→ Raw records:
============================================================
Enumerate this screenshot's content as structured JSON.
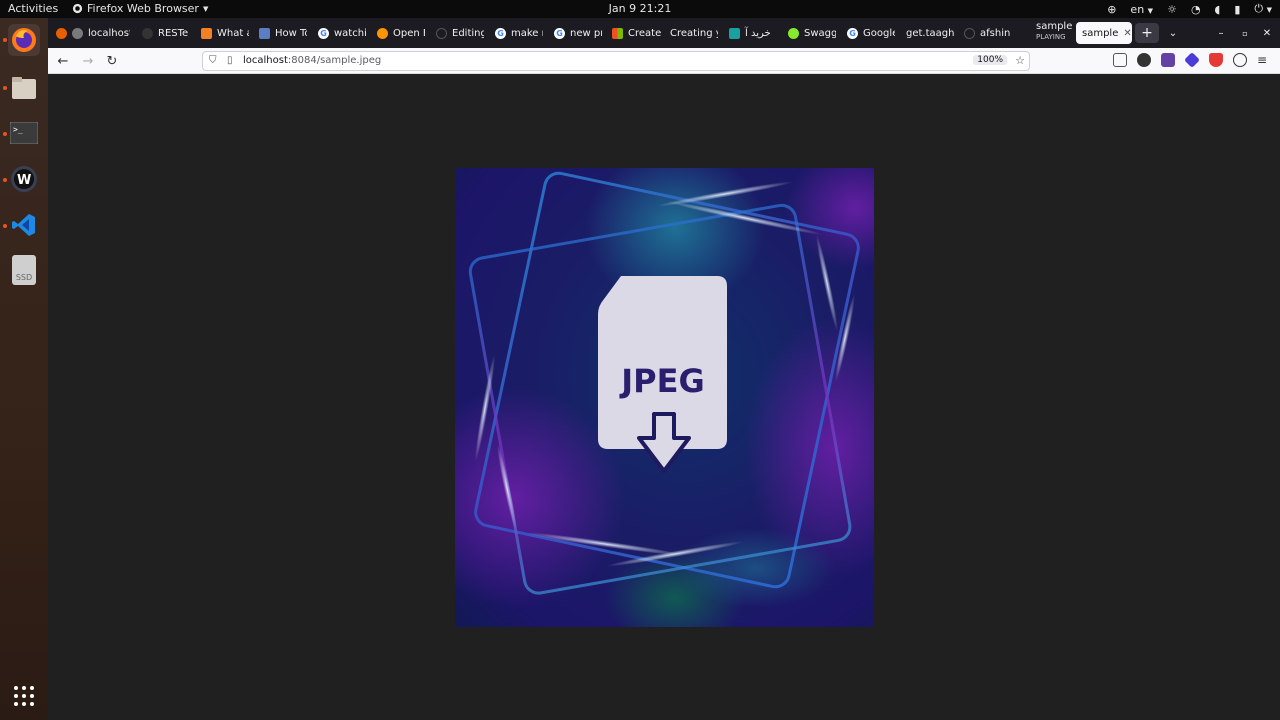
{
  "topbar": {
    "activities": "Activities",
    "app_name": "Firefox Web Browser",
    "clock": "Jan 9  21:21",
    "lang": "en"
  },
  "tabs": [
    {
      "label": "localhost",
      "icon": "firefox-icon"
    },
    {
      "label": "RESTe",
      "icon": "github-icon"
    },
    {
      "label": "What a",
      "icon": "stack-icon"
    },
    {
      "label": "How To",
      "icon": "tutorial-icon"
    },
    {
      "label": "watchi",
      "icon": "google-icon"
    },
    {
      "label": "Open E",
      "icon": "open-icon"
    },
    {
      "label": "Editing",
      "icon": "github-icon"
    },
    {
      "label": "make r",
      "icon": "google-icon"
    },
    {
      "label": "new pr",
      "icon": "google-icon"
    },
    {
      "label": "Create",
      "icon": "microsoft-icon"
    },
    {
      "label": "Creating y",
      "icon": "page-icon"
    },
    {
      "label": "خرید آ",
      "icon": "shop-icon"
    },
    {
      "label": "Swagg",
      "icon": "swagger-icon"
    },
    {
      "label": "Google",
      "icon": "google-icon"
    },
    {
      "label": "get.taagh",
      "icon": "page-icon"
    },
    {
      "label": "afshin",
      "icon": "github-icon"
    },
    {
      "label": "sample",
      "sub": "PLAYING",
      "icon": "page-icon"
    },
    {
      "label": "sample",
      "icon": "page-icon",
      "active": true
    }
  ],
  "navbar": {
    "url_host": "localhost",
    "url_rest": ":8084/sample.jpeg",
    "zoom": "100%"
  },
  "image": {
    "label": "JPEG"
  },
  "dock": {
    "ssd_label": "SSD"
  }
}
============================================================
→ Brief: Skip every picture and transcribe the data above exactly.

→ Exercise answer:
Enumerate this screenshot's content as structured JSON.
{
  "topbar": {
    "activities": "Activities",
    "app_name": "Firefox Web Browser",
    "clock": "Jan 9  21:21",
    "lang": "en"
  },
  "tabs": [
    {
      "label": "localhost",
      "icon": "firefox-icon"
    },
    {
      "label": "RESTe",
      "icon": "github-icon"
    },
    {
      "label": "What a",
      "icon": "stack-icon"
    },
    {
      "label": "How To",
      "icon": "tutorial-icon"
    },
    {
      "label": "watchi",
      "icon": "google-icon"
    },
    {
      "label": "Open E",
      "icon": "open-icon"
    },
    {
      "label": "Editing",
      "icon": "github-icon"
    },
    {
      "label": "make r",
      "icon": "google-icon"
    },
    {
      "label": "new pr",
      "icon": "google-icon"
    },
    {
      "label": "Create",
      "icon": "microsoft-icon"
    },
    {
      "label": "Creating y",
      "icon": "page-icon"
    },
    {
      "label": "خرید آ",
      "icon": "shop-icon"
    },
    {
      "label": "Swagg",
      "icon": "swagger-icon"
    },
    {
      "label": "Google",
      "icon": "google-icon"
    },
    {
      "label": "get.taagh",
      "icon": "page-icon"
    },
    {
      "label": "afshin",
      "icon": "github-icon"
    },
    {
      "label": "sample",
      "sub": "PLAYING",
      "icon": "page-icon"
    },
    {
      "label": "sample",
      "icon": "page-icon",
      "active": true
    }
  ],
  "navbar": {
    "url_host": "localhost",
    "url_rest": ":8084/sample.jpeg",
    "zoom": "100%"
  },
  "image": {
    "label": "JPEG"
  },
  "dock": {
    "ssd_label": "SSD"
  }
}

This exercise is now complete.